Exercise: Show each line from the listing that includes the word "Castagne".

Data listing
========================================================================

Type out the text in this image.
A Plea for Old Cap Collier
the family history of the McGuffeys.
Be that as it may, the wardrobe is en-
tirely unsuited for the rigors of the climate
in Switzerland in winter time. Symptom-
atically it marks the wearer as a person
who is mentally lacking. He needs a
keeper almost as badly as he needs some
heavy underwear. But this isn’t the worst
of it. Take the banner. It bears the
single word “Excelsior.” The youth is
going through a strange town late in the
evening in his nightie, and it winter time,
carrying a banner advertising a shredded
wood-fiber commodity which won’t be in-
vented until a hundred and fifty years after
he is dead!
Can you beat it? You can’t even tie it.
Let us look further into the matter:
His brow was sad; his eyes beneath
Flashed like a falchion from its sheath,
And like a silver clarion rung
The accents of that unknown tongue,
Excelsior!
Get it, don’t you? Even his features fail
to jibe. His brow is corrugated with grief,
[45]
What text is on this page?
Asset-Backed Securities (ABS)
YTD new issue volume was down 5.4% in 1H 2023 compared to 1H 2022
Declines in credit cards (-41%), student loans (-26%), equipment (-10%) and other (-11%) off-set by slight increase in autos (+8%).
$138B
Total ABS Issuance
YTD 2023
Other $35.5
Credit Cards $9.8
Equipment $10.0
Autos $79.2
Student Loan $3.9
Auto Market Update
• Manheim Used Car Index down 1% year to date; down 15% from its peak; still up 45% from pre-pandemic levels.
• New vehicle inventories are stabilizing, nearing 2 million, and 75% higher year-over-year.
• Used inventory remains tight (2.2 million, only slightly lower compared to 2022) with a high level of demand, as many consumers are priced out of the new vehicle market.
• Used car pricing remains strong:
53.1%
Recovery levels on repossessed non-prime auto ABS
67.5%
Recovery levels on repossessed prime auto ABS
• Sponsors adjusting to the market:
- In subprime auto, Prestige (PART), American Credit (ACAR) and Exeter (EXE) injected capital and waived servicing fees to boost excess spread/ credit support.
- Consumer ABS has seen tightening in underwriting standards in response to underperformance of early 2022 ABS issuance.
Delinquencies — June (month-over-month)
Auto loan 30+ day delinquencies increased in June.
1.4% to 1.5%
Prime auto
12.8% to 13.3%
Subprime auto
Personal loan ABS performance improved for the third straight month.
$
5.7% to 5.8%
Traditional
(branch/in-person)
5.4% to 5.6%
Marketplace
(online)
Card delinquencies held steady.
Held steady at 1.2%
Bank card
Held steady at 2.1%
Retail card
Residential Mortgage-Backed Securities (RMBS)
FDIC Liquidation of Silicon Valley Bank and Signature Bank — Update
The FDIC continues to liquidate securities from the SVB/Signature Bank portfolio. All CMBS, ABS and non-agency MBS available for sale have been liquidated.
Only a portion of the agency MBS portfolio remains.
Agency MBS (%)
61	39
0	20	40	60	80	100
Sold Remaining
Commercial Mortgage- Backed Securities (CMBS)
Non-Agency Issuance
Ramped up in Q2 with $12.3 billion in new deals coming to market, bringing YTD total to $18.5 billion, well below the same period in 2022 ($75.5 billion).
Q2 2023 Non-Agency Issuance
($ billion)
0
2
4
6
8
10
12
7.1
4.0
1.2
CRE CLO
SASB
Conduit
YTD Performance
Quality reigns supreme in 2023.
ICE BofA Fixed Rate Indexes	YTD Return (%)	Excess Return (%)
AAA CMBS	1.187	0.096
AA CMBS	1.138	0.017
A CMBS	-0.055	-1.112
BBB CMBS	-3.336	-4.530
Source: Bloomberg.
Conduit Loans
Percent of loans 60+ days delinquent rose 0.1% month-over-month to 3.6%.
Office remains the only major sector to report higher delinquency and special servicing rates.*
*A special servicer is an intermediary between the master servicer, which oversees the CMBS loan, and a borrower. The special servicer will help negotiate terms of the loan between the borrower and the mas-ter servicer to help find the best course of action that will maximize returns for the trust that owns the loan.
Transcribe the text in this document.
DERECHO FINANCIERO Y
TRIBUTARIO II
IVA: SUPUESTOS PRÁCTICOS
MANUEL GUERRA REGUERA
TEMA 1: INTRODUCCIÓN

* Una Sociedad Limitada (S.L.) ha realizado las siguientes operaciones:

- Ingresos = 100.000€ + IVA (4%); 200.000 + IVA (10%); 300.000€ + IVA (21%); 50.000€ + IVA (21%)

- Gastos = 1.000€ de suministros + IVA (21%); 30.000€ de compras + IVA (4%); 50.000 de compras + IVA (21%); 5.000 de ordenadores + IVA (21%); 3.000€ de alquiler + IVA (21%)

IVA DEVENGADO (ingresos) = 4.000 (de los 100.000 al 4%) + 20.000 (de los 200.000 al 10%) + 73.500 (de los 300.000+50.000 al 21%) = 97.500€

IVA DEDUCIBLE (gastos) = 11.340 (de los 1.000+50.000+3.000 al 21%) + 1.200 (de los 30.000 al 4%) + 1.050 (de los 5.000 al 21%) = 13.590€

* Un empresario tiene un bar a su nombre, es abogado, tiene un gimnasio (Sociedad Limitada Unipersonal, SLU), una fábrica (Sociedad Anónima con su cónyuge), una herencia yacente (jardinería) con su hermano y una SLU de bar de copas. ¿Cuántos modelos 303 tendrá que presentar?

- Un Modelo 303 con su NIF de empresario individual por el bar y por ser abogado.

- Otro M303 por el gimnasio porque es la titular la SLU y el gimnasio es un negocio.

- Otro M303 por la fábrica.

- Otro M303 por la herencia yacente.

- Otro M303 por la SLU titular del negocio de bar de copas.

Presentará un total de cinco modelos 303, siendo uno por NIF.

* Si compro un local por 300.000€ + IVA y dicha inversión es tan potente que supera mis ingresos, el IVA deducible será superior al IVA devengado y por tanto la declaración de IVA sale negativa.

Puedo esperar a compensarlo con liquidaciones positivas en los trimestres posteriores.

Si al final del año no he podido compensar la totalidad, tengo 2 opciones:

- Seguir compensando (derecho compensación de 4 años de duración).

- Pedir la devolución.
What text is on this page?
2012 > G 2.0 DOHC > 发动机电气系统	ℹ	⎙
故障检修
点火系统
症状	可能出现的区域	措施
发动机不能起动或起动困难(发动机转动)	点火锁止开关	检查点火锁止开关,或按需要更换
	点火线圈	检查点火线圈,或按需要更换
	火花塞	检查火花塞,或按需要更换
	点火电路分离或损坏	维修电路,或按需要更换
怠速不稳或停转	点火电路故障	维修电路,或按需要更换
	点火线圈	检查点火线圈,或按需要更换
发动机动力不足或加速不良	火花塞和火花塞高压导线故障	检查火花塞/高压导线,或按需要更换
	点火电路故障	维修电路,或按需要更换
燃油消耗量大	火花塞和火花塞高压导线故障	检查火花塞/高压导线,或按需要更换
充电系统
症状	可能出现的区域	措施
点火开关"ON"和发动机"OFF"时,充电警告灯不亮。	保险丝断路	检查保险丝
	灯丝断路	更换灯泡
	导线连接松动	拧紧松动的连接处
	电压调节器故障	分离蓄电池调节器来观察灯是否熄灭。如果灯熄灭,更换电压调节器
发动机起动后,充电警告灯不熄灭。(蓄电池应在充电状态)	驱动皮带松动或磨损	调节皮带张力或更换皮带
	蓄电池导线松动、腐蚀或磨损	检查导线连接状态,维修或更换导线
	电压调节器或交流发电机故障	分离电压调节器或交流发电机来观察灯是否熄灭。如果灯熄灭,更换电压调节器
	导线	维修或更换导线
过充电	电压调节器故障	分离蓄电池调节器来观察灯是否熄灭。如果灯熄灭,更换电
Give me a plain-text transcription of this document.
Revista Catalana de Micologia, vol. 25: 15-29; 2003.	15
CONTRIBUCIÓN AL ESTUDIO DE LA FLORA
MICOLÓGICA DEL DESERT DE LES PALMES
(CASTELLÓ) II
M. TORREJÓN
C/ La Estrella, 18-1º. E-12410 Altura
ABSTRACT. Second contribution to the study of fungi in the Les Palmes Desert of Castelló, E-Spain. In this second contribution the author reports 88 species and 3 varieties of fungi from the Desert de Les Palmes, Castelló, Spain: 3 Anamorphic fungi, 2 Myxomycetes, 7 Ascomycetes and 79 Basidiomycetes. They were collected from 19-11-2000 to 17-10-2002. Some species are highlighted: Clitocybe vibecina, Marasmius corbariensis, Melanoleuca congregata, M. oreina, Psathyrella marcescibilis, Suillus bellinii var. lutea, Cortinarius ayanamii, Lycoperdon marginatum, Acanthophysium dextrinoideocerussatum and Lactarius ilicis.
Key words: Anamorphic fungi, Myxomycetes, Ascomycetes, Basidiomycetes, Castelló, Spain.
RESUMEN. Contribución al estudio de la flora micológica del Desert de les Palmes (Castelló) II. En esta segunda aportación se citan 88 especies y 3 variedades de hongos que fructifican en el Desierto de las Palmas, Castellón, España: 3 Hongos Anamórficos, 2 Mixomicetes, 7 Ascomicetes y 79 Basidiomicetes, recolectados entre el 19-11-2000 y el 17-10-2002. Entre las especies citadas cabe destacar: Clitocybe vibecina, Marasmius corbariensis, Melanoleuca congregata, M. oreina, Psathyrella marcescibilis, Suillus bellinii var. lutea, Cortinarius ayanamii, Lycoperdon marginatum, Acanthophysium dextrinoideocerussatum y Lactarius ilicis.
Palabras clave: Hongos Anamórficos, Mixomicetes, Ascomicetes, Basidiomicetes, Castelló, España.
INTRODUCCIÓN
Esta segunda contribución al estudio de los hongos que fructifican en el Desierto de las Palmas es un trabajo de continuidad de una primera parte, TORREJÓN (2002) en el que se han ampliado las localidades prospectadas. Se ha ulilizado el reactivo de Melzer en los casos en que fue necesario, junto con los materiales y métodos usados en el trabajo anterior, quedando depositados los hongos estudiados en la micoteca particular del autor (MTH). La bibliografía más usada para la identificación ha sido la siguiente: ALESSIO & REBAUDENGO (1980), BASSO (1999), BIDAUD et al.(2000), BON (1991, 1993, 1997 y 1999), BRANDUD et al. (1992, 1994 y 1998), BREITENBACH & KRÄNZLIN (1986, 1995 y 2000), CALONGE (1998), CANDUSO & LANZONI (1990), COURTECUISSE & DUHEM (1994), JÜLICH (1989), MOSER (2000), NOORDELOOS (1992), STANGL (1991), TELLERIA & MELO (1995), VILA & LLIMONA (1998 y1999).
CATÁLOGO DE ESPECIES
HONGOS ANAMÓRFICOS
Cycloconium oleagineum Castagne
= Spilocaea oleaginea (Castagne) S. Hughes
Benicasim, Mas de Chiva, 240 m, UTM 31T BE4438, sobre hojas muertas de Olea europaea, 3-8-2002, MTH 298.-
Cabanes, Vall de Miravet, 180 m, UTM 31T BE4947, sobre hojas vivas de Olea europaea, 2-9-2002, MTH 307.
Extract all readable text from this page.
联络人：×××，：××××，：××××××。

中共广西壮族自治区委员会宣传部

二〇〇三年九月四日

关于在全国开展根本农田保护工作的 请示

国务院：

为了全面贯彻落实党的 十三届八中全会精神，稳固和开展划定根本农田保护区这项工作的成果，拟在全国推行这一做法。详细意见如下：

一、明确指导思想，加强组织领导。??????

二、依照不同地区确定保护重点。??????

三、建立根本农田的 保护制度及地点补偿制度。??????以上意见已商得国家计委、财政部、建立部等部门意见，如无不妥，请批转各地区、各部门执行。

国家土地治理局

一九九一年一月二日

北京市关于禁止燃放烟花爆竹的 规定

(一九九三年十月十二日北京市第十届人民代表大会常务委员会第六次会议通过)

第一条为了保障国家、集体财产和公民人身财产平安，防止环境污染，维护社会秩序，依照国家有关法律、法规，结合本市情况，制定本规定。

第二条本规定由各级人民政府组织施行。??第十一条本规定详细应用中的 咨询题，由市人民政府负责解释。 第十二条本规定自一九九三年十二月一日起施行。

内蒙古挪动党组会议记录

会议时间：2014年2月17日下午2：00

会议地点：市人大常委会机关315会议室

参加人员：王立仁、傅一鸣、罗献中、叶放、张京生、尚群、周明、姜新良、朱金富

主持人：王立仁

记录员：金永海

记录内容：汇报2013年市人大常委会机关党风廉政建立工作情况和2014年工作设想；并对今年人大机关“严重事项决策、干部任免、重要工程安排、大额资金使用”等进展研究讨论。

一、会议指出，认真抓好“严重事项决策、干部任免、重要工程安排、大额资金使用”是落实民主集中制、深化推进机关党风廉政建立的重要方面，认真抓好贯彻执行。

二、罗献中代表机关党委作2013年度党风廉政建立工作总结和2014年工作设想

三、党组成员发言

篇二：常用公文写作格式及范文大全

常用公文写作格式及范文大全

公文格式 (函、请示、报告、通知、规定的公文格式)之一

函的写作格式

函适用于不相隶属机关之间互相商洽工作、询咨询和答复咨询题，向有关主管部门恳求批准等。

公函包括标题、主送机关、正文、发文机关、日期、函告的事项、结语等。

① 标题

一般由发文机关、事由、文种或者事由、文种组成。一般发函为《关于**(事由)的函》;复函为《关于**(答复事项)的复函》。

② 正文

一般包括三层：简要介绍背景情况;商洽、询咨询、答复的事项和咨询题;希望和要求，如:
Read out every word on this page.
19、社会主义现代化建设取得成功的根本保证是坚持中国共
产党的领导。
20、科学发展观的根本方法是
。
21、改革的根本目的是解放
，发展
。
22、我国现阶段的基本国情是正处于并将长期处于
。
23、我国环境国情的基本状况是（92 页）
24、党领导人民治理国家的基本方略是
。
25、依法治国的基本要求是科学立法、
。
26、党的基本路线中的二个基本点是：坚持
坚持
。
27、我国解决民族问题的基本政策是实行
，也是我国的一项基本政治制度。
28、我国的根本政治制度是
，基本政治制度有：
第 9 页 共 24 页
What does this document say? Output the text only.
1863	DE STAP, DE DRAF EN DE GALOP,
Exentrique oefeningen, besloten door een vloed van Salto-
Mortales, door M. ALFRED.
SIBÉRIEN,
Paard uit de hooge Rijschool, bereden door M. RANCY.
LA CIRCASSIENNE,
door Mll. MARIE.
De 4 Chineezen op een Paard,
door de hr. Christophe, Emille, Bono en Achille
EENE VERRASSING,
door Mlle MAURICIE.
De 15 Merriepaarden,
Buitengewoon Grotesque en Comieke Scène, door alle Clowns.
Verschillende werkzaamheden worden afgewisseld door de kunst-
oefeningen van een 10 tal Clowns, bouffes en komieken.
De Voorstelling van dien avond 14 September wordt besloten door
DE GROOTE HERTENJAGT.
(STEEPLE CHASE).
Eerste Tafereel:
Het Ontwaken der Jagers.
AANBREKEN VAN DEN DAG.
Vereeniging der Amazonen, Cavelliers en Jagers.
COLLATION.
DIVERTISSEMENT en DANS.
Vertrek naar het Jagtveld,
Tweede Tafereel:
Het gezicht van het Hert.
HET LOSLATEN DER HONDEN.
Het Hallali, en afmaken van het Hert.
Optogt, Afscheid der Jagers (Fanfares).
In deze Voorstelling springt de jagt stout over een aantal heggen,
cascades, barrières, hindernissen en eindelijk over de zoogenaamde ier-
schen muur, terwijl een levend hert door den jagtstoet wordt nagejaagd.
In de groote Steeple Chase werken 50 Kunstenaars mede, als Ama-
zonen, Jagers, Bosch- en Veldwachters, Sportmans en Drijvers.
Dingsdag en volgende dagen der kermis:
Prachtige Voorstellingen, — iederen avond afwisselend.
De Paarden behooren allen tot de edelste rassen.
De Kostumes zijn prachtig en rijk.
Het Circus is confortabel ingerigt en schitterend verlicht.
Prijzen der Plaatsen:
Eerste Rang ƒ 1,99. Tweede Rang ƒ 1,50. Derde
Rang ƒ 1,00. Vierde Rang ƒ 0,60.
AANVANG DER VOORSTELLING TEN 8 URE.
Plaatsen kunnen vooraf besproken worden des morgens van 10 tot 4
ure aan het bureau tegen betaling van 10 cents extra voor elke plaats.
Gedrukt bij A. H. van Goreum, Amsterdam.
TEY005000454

========================================================================

Final result:
Cycloconium oleagineum Castagne
= Spilocaea oleaginea (Castagne) S. Hughes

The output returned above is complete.